Extracted data entries:
▶

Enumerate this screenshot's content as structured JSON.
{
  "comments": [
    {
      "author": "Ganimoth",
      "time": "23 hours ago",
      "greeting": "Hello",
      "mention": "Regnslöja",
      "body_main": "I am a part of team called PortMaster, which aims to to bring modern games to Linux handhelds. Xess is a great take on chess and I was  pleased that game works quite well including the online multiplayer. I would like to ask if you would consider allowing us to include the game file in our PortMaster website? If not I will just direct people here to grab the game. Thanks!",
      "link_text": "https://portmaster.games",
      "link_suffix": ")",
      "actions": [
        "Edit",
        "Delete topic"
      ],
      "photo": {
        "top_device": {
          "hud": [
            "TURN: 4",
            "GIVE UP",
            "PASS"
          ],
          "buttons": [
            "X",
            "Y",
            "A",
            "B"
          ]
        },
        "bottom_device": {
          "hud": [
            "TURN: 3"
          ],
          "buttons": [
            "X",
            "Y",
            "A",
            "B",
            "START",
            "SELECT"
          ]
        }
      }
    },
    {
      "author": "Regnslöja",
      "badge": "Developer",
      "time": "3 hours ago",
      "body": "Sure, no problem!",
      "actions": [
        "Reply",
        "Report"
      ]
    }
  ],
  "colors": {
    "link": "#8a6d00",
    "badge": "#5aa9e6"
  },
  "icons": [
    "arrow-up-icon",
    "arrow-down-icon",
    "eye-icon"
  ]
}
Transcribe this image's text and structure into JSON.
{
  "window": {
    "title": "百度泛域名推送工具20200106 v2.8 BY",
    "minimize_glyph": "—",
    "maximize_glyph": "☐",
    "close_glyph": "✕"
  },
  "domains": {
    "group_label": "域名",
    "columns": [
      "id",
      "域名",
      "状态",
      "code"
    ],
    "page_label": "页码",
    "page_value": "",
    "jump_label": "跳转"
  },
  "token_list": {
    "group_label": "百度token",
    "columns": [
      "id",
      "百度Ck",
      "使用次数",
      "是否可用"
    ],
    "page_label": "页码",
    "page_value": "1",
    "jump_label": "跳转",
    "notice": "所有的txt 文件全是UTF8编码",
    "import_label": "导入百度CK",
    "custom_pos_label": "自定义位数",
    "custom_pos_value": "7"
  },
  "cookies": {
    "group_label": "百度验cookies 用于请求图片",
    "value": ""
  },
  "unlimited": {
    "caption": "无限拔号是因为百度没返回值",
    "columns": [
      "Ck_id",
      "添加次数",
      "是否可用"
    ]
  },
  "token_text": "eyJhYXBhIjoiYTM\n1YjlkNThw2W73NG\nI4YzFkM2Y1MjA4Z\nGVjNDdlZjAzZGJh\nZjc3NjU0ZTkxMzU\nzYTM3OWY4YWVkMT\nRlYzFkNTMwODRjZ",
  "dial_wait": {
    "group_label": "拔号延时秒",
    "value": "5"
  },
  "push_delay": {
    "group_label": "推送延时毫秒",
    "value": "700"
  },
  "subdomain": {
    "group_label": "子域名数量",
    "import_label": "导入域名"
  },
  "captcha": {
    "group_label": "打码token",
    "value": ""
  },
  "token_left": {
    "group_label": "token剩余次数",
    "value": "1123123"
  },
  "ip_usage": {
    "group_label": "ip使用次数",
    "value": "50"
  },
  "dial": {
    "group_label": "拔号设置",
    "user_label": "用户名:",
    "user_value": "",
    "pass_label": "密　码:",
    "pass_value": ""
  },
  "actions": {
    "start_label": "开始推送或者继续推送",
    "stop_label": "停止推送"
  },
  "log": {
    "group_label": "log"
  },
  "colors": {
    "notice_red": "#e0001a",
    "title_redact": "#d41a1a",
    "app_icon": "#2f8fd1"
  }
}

◀

DIRECTIONS →
Among the lines of the material above, how many include the string "JSON"? Report only that number.

RESPONSE TO THE TASK →
2